# Start of Entries supplied

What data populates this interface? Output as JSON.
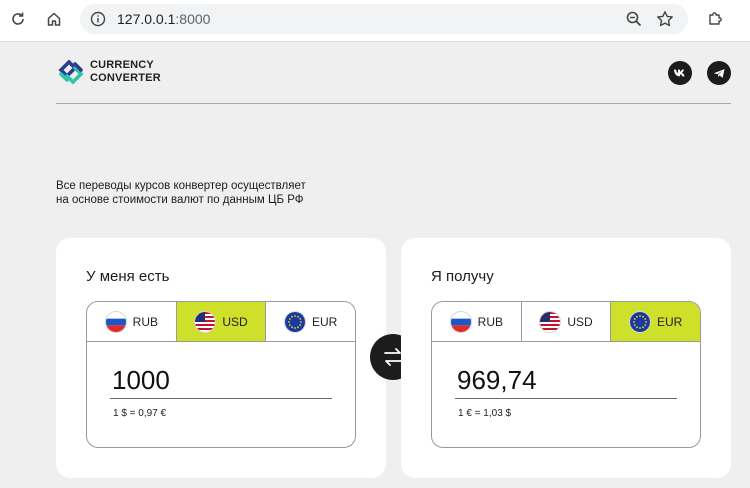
{
  "browser": {
    "url_host": "127.0.0.1",
    "url_port": ":8000"
  },
  "logo": {
    "line1": "CURRENCY",
    "line2": "CONVERTER"
  },
  "intro": {
    "line1": "Все переводы курсов конвертер осуществляет",
    "line2": "на основе стоимости валют по данным ЦБ РФ"
  },
  "from_card": {
    "title": "У меня есть",
    "tabs": [
      {
        "label": "RUB",
        "active": false
      },
      {
        "label": "USD",
        "active": true
      },
      {
        "label": "EUR",
        "active": false
      }
    ],
    "amount": "1000",
    "rate": "1 $ = 0,97 €"
  },
  "to_card": {
    "title": "Я получу",
    "tabs": [
      {
        "label": "RUB",
        "active": false
      },
      {
        "label": "USD",
        "active": false
      },
      {
        "label": "EUR",
        "active": true
      }
    ],
    "amount": "969,74",
    "rate": "1 € = 1,03 $"
  },
  "colors": {
    "accent": "#cfe02a",
    "background": "#efefef",
    "card": "#ffffff",
    "dark": "#1c1c1c"
  },
  "icons": {
    "reload": "reload-icon",
    "home": "home-icon",
    "site_info": "site-info-icon",
    "zoom": "zoom-icon",
    "bookmark": "star-icon",
    "extensions": "puzzle-icon",
    "vk": "vk-icon",
    "telegram": "telegram-icon",
    "swap": "swap-arrows-icon"
  }
}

# End of Entries supplied

Requirements:
Leave out the pictures and print every line of the data exactly.

Response for this exercise:
What data populates this interface? Output as JSON.
{
  "browser": {
    "url_host": "127.0.0.1",
    "url_port": ":8000"
  },
  "logo": {
    "line1": "CURRENCY",
    "line2": "CONVERTER"
  },
  "intro": {
    "line1": "Все переводы курсов конвертер осуществляет",
    "line2": "на основе стоимости валют по данным ЦБ РФ"
  },
  "from_card": {
    "title": "У меня есть",
    "tabs": [
      {
        "label": "RUB",
        "active": false
      },
      {
        "label": "USD",
        "active": true
      },
      {
        "label": "EUR",
        "active": false
      }
    ],
    "amount": "1000",
    "rate": "1 $ = 0,97 €"
  },
  "to_card": {
    "title": "Я получу",
    "tabs": [
      {
        "label": "RUB",
        "active": false
      },
      {
        "label": "USD",
        "active": false
      },
      {
        "label": "EUR",
        "active": true
      }
    ],
    "amount": "969,74",
    "rate": "1 € = 1,03 $"
  },
  "colors": {
    "accent": "#cfe02a",
    "background": "#efefef",
    "card": "#ffffff",
    "dark": "#1c1c1c"
  },
  "icons": {
    "reload": "reload-icon",
    "home": "home-icon",
    "site_info": "site-info-icon",
    "zoom": "zoom-icon",
    "bookmark": "star-icon",
    "extensions": "puzzle-icon",
    "vk": "vk-icon",
    "telegram": "telegram-icon",
    "swap": "swap-arrows-icon"
  }
}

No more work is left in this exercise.